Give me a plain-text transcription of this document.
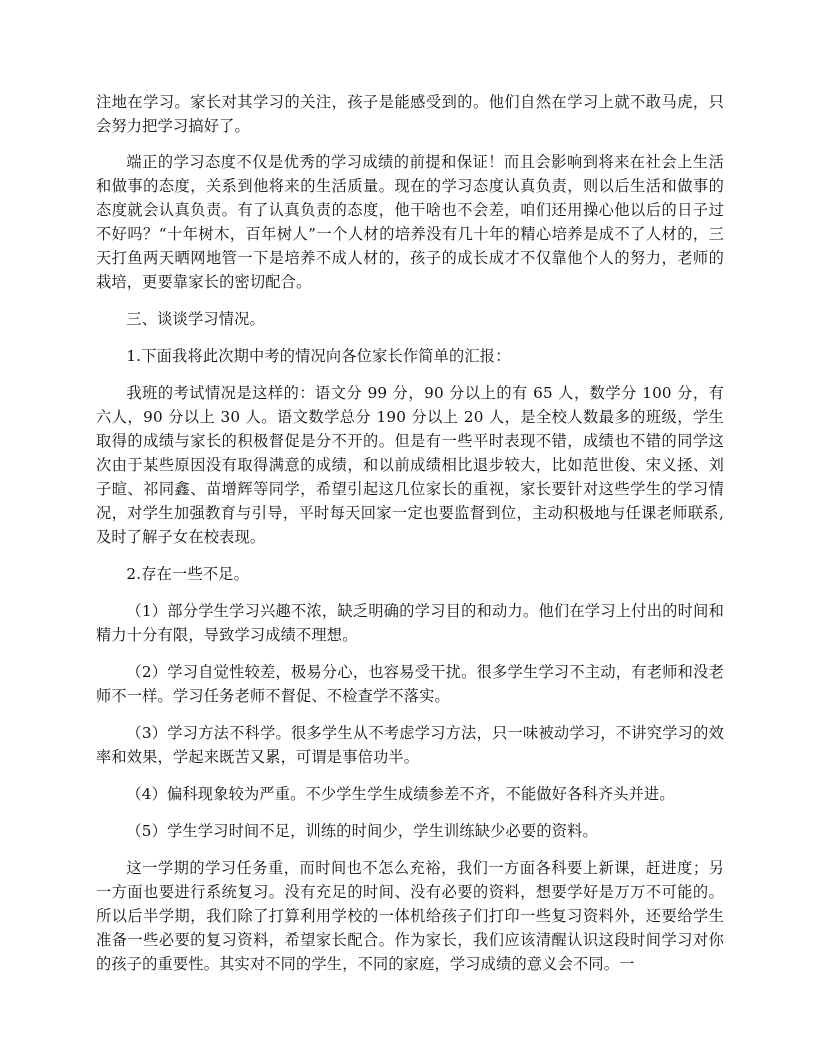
注地在学习。家长对其学习的关注，孩子是能感受到的。他们自然在学习上就不敢马虎，只会努力把学习搞好了。

端正的学习态度不仅是优秀的学习成绩的前提和保证！而且会影响到将来在社会上生活和做事的态度，关系到他将来的生活质量。现在的学习态度认真负责，则以后生活和做事的态度就会认真负责。有了认真负责的态度，他干啥也不会差，咱们还用操心他以后的日子过不好吗？“十年树木，百年树人”一个人材的培养没有几十年的精心培养是成不了人材的，三天打鱼两天晒网地管一下是培养不成人材的，孩子的成长成才不仅靠他个人的努力，老师的栽培，更要靠家长的密切配合。

三、谈谈学习情况。

1.下面我将此次期中考的情况向各位家长作简单的汇报：

我班的考试情况是这样的：语文分 99 分，90 分以上的有 65 人，数学分 100 分，有六人，90 分以上 30 人。语文数学总分 190 分以上 20 人，是全校人数最多的班级，学生取得的成绩与家长的积极督促是分不开的。但是有一些平时表现不错，成绩也不错的同学这次由于某些原因没有取得满意的成绩，和以前成绩相比退步较大，比如范世俊、宋义拯、刘子暄、祁同鑫、苗增辉等同学，希望引起这几位家长的重视，家长要针对这些学生的学习情况，对学生加强教育与引导，平时每天回家一定也要监督到位，主动积极地与任课老师联系,及时了解子女在校表现。

2.存在一些不足。

（1）部分学生学习兴趣不浓，缺乏明确的学习目的和动力。他们在学习上付出的时间和精力十分有限，导致学习成绩不理想。

（2）学习自觉性较差，极易分心，也容易受干扰。很多学生学习不主动，有老师和没老师不一样。学习任务老师不督促、不检查学不落实。

（3）学习方法不科学。很多学生从不考虑学习方法，只一味被动学习，不讲究学习的效率和效果，学起来既苦又累，可谓是事倍功半。

（4）偏科现象较为严重。不少学生学生成绩参差不齐，不能做好各科齐头并进。

（5）学生学习时间不足，训练的时间少，学生训练缺少必要的资料。

这一学期的学习任务重，而时间也不怎么充裕，我们一方面各科要上新课，赶进度；另一方面也要进行系统复习。没有充足的时间、没有必要的资料，想要学好是万万不可能的。所以后半学期，我们除了打算利用学校的一体机给孩子们打印一些复习资料外，还要给学生准备一些必要的复习资料，希望家长配合。作为家长，我们应该清醒认识这段时间学习对你的孩子的重要性。其实对不同的学生，不同的家庭，学习成绩的意义会不同。一
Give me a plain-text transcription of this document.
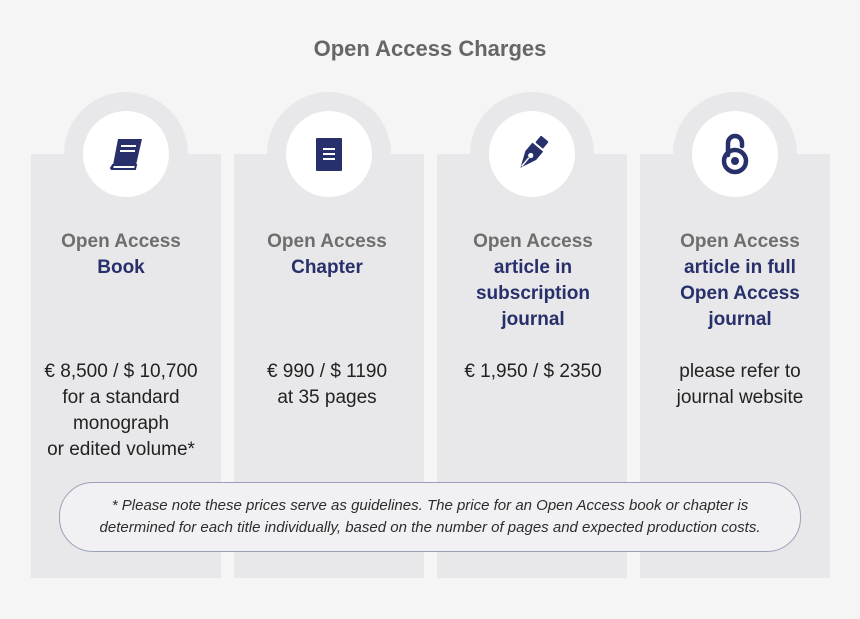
Open Access Charges
Open Access
Book
€ 8,500 / $ 10,700
for a standard
monograph
or edited volume*
Open Access
Chapter
€ 990 / $ 1190
at 35 pages
Open Access
article in
subscription
journal
€ 1,950 / $ 2350
Open Access
article in full
Open Access
journal
please refer to
journal website
* Please note these prices serve as guidelines. The price for an Open Access book or chapter is
determined for each title individually, based on the number of pages and expected production costs.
================================
• Task brief: Collect each line above holding the string "pages".

• Task solution:
at 35 pages
determined for each title individually, based on the number of pages and expected production costs.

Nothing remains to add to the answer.